(Given task) Using the data below, repeat all of it precisely.

(Source records)
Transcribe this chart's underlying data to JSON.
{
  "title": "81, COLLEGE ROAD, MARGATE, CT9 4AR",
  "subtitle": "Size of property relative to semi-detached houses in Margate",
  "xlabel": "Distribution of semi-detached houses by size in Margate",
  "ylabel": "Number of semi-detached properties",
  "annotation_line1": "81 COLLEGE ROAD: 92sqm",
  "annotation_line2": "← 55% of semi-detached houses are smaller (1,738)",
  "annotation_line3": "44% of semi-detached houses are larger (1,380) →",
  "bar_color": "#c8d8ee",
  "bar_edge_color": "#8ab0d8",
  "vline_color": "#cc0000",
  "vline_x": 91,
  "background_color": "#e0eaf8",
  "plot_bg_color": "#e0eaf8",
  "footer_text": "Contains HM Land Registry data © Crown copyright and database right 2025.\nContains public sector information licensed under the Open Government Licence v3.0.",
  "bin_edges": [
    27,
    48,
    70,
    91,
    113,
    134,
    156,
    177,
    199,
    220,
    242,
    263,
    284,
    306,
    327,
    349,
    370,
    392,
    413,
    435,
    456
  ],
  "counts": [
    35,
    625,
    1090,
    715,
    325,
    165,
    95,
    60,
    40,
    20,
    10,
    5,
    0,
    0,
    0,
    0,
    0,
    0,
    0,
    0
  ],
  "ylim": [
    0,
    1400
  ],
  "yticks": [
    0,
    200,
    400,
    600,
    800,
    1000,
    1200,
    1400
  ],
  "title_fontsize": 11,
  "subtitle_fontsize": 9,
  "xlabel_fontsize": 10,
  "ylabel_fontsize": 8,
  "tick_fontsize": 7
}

(Expected output)
Transcribe this chart's underlying data to JSON.
{
  "title": "81, COLLEGE ROAD, MARGATE, CT9 4AR",
  "subtitle": "Size of property relative to semi-detached houses in Margate",
  "xlabel": "Distribution of semi-detached houses by size in Margate",
  "ylabel": "Number of semi-detached properties",
  "annotation_line1": "81 COLLEGE ROAD: 92sqm",
  "annotation_line2": "← 55% of semi-detached houses are smaller (1,738)",
  "annotation_line3": "44% of semi-detached houses are larger (1,380) →",
  "bar_color": "#c8d8ee",
  "bar_edge_color": "#8ab0d8",
  "vline_color": "#cc0000",
  "vline_x": 91,
  "background_color": "#e0eaf8",
  "plot_bg_color": "#e0eaf8",
  "footer_text": "Contains HM Land Registry data © Crown copyright and database right 2025.\nContains public sector information licensed under the Open Government Licence v3.0.",
  "bin_edges": [
    27,
    48,
    70,
    91,
    113,
    134,
    156,
    177,
    199,
    220,
    242,
    263,
    284,
    306,
    327,
    349,
    370,
    392,
    413,
    435,
    456
  ],
  "counts": [
    35,
    625,
    1090,
    715,
    325,
    165,
    95,
    60,
    40,
    20,
    10,
    5,
    0,
    0,
    0,
    0,
    0,
    0,
    0,
    0
  ],
  "ylim": [
    0,
    1400
  ],
  "yticks": [
    0,
    200,
    400,
    600,
    800,
    1000,
    1200,
    1400
  ],
  "title_fontsize": 11,
  "subtitle_fontsize": 9,
  "xlabel_fontsize": 10,
  "ylabel_fontsize": 8,
  "tick_fontsize": 7
}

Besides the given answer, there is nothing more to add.